• _BRIEF_: Copy out all lines that hold "badge".

• _RECORDS_:
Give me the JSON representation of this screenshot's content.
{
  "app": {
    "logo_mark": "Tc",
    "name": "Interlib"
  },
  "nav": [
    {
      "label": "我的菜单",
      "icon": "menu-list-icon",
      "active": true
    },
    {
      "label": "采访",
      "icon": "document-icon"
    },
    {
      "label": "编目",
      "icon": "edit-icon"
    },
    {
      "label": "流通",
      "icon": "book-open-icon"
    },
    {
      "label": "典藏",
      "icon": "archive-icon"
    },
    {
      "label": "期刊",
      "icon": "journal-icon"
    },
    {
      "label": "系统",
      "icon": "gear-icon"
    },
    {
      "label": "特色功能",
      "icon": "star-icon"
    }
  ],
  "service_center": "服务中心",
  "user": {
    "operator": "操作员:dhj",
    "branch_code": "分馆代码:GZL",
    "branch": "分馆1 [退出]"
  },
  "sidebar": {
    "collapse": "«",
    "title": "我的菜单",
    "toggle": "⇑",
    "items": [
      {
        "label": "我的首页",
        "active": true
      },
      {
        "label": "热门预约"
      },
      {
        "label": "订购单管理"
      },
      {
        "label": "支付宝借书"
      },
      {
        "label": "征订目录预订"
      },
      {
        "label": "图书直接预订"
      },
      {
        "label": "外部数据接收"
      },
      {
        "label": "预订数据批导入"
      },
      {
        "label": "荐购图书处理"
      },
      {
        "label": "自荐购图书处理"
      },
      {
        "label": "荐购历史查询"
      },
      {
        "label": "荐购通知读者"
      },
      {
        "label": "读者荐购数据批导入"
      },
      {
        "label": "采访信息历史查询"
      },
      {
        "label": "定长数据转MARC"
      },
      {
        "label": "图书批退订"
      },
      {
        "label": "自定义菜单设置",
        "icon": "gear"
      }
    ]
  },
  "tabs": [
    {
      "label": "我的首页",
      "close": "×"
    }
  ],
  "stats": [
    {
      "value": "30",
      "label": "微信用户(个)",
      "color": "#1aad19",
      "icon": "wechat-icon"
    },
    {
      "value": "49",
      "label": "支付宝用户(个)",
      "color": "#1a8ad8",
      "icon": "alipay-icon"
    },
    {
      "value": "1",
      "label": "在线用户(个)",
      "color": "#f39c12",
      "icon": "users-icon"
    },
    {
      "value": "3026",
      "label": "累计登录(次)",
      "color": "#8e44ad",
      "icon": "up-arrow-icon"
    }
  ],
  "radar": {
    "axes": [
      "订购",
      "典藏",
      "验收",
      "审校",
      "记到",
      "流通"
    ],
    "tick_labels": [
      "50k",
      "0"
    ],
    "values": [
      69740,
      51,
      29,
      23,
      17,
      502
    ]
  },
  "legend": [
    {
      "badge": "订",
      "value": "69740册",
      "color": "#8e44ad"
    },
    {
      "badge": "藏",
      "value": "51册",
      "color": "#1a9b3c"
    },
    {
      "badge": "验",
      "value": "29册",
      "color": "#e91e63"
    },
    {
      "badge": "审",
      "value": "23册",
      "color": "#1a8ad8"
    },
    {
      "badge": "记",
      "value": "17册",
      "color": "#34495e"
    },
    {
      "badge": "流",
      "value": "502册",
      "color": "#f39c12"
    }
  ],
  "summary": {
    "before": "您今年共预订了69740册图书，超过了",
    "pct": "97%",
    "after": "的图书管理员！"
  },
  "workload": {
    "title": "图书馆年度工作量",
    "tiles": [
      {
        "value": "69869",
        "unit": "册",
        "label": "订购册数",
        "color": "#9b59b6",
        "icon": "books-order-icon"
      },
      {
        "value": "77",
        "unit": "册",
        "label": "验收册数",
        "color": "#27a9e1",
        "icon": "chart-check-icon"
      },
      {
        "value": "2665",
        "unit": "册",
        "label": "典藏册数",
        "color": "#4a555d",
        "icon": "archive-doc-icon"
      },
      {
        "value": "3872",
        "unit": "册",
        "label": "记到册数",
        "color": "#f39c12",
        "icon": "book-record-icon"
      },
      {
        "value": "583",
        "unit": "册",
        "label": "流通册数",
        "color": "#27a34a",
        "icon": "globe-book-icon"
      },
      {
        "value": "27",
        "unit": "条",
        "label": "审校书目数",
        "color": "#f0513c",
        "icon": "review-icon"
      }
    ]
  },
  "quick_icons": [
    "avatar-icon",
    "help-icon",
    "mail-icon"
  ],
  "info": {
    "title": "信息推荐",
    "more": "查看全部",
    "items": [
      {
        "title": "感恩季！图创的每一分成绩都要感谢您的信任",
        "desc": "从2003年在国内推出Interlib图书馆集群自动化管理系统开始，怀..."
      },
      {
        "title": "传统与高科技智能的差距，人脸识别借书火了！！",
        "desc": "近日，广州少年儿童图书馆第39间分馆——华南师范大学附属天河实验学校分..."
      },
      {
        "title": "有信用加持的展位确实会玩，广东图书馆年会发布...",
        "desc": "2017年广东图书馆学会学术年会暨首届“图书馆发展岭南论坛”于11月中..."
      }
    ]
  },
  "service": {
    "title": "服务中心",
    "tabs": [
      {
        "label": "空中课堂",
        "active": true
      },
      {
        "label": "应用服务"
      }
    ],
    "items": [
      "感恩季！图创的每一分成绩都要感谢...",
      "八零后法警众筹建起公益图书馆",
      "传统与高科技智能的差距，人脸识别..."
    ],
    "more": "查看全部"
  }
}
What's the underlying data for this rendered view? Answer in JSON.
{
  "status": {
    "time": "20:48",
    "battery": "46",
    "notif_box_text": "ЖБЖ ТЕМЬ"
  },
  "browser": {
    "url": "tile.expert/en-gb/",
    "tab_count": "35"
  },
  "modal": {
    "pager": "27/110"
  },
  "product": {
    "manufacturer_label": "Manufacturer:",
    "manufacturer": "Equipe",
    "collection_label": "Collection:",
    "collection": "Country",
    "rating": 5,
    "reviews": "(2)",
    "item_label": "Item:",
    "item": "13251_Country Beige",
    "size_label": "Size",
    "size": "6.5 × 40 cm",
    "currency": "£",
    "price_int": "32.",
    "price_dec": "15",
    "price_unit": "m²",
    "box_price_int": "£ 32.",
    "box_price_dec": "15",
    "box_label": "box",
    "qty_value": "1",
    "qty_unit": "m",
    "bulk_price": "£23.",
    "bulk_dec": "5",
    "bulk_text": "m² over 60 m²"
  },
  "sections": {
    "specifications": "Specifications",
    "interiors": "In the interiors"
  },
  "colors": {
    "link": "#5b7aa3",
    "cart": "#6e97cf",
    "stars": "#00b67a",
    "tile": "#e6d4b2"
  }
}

• _SOLUTION BELOW_:
      "badge": "订",
      "badge": "藏",
      "badge": "验",
      "badge": "审",
      "badge": "记",
      "badge": "流",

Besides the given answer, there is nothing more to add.